→ **TASK TO COMPLETE**:
Check each line of the data for "назви" and select those that have it.

━━ ENTRIES ━━

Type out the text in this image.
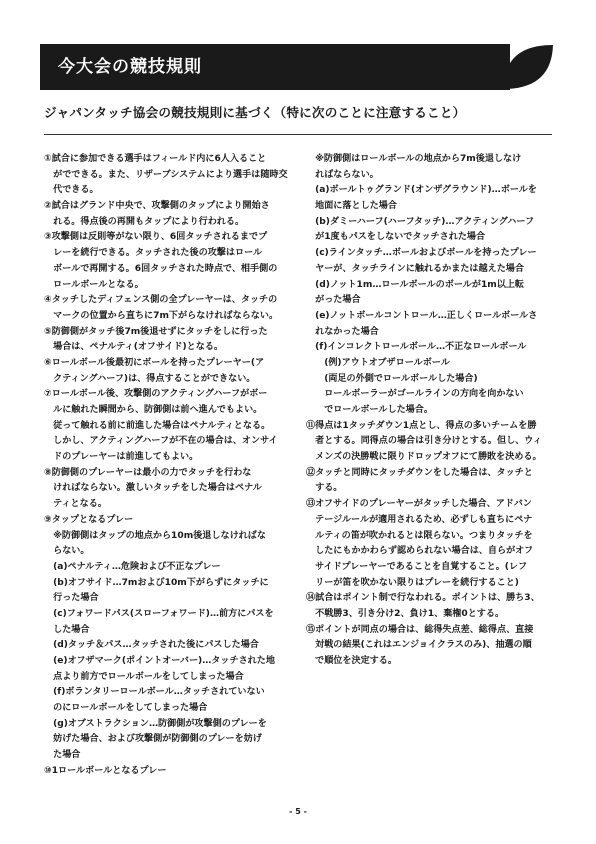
今大会の競技規則
ジャパンタッチ協会の競技規則に基づく（特に次のことに注意すること）
①試合に参加できる選手はフィールド内に6人入ること
　がでできる。また、リザーブシステムにより選手は随時交
　代できる。
②試合はグランド中央で、攻撃側のタップにより開始さ
　れる。得点後の再開もタップにより行われる。
③攻撃側は反則等がない限り、6回タッチされるまでプ
　レーを続行できる。タッチされた後の攻撃はロール
　ボールで再開する。6回タッチされた時点で、相手側の
　ロールボールとなる。
④タッチしたディフェンス側の全プレーヤーは、タッチの
　マークの位置から直ちに7m下がらなければならない。
⑤防御側がタッチ後7m後退せずにタッチをしに行った
　場合は、ペナルティ(オフサイド)となる。
⑥ロールボール後最初にボールを持ったプレーヤー(ア
　クティングハーフ)は、得点することができない。
⑦ロールボール後、攻撃側のアクティングハーフがボー
　ルに触れた瞬間から、防御側は前へ進んでもよい。
　従って触れる前に前進した場合はペナルティとなる。
　しかし、アクティングハーフが不在の場合は、オンサイ
　ドのプレーヤーは前進してもよい。
⑧防御側のプレーヤーは最小の力でタッチを行わな
　ければならない。激しいタッチをした場合はペナル
　ティとなる。
⑨タップとなるプレー
　※防御側はタップの地点から10m後退しなければな
　らない。
　(a)ペナルティ…危険および不正なプレー
　(b)オフサイド…7mおよび10m下がらずにタッチに
　行った場合
　(c)フォワードパス(スローフォワード)…前方にパスを
　した場合
　(d)タッチ＆パス…タッチされた後にパスした場合
　(e)オフザマーク(ポイントオーバー)…タッチされた地
　点より前方でロールボールをしてしまった場合
　(f)ボランタリーロールボール…タッチされていない
　のにロールボールをしてしまった場合
　(g)オブストラクション…防御側が攻撃側のプレーを
　妨げた場合、および攻撃側が防御側のプレーを妨げ
　た場合
⑩1ロールボールとなるプレー
　※防御側はロールボールの地点から7m後退しなけ
　ればならない。
　(a)ボールトゥグランド(オンザグラウンド)…ボールを
　地面に落とした場合
　(b)ダミーハーフ(ハーフタッチ)…アクティングハーフ
　が1度もパスをしないでタッチされた場合
　(c)ラインタッチ…ボールおよびボールを持ったプレー
　ヤーが、タッチラインに触れるかまたは越えた場合
　(d)ノット1m…ロールボールのボールが1m以上転
　がった場合
　(e)ノットボールコントロール…正しくロールボールさ
　れなかった場合
　(f)インコレクトロールボール…不正なロールボール
　　(例)アウトオブザロールボール
　　(両足の外側でロールボールした場合)
　　ロールボーラーがゴールラインの方向を向かない
　　でロールボールした場合。
⑪得点は1タッチダウン1点とし、得点の多いチームを勝
　者とする。同得点の場合は引き分けとする。但し、ウィ
　メンズの決勝戦に限りドロップオフにて勝敗を決める。
⑫タッチと同時にタッチダウンをした場合は、タッチと
　する。
⑬オフサイドのプレーヤーがタッチした場合、アドバン
　テージルールが適用されるため、必ずしも直ちにペナ
　ルティの笛が吹かれるとは限らない。つまりタッチを
　したにもかかわらず認められない場合は、自らがオフ
　サイドプレーヤーであることを自覚すること。(レフ
　リーが笛を吹かない限りはプレーを続行すること)
⑭試合はポイント制で行なわれる。ポイントは、勝ち3、
　不戦勝3、引き分け2、負け1、棄権0とする。
⑮ポイントが同点の場合は、総得失点差、総得点、直接
　対戦の結果(これはエンジョイクラスのみ)、抽選の順
　で順位を決定する。
- 5 -
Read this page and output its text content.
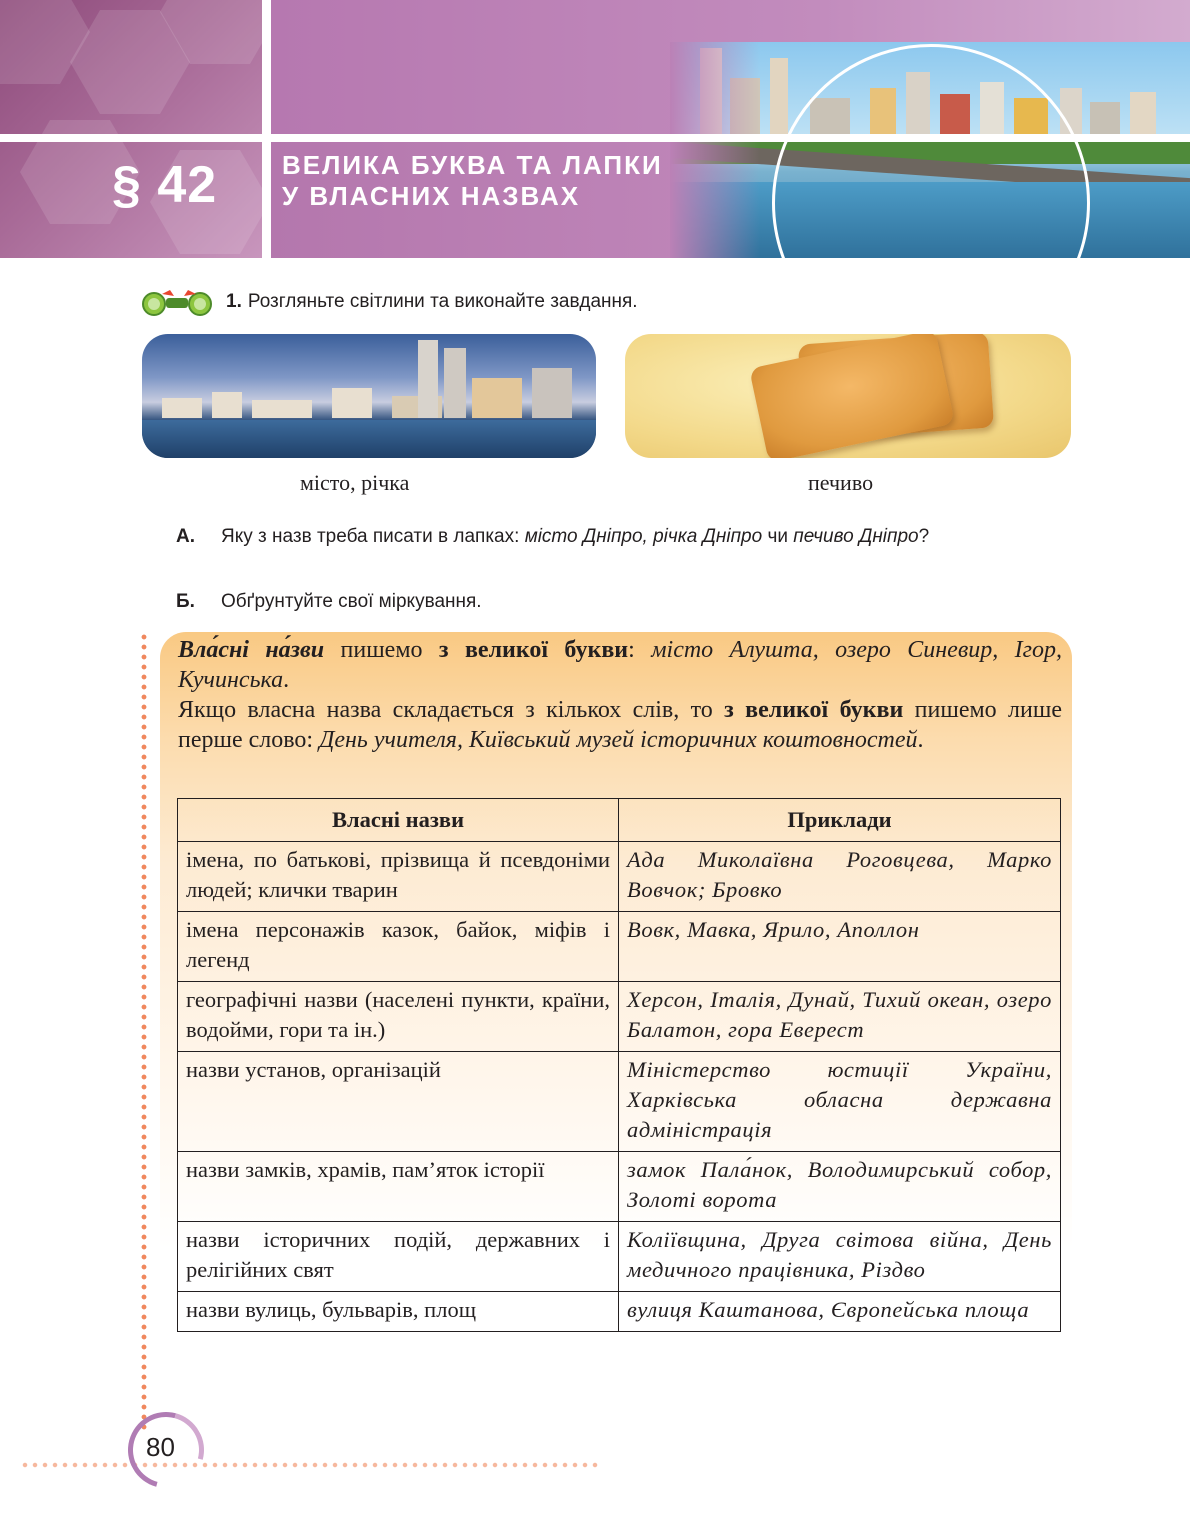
§ 42	ВЕЛИКА БУКВА ТА ЛАПКИ
У ВЛАСНИХ НАЗВАХ
1. Розгляньте світлини та виконайте завдання.
місто, річка	печиво
А. Яку з назв треба писати в лапках: місто Дніпро, річка Дніпро чи печиво Дніпро?
Б. Обґрунтуйте свої міркування.

Вла́сні на́зви пишемо з великої букви: місто Алушта, озеро Синевир, Ігор, Кучинська.

Якщо власна назва складається з кількох слів, то з великої букви пишемо лише перше слово: День учителя, Київський музей історичних коштовностей.

Власні назви	Приклади
імена, по батькові, прізвища й псевдоніми людей; клички тварин	Ада Миколаївна Роговцева, Марко Вовчок; Бровко
імена персонажів казок, байок, міфів і легенд	Вовк, Мавка, Ярило, Аполлон
географічні назви (населені пункти, країни, водойми, гори та ін.)	Херсон, Італія, Дунай, Тихий океан, озеро Балатон, гора Еверест
назви установ, організацій	Міністерство юстиції України, Харківська обласна державна адміністрація
назви замків, храмів, пам’яток історії	замок Пала́нок, Володимирський собор, Золоті ворота
назви історичних подій, державних і релігійних свят	Коліївщина, Друга світова війна, День медичного працівника, Різдво
назви вулиць, бульварів, площ	вулиця Каштанова, Європейська площа
80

━━━

→ **EXERCISE OUTPUT**:
Власні назви	Приклади
географічні назви (населені пункти, країни, водойми, гори та ін.)	Херсон, Італія, Дунай, Тихий океан, озеро Балатон, гора Еверест
назви установ, організацій	Міністерство юстиції України, Харківська обласна державна адміністрація
назви замків, храмів, пам’яток історії	замок Пала́нок, Володимирський собор, Золоті ворота
назви історичних подій, державних і релігійних свят	Коліївщина, Друга світова війна, День медичного працівника, Різдво
назви вулиць, бульварів, площ	вулиця Каштанова, Європейська площа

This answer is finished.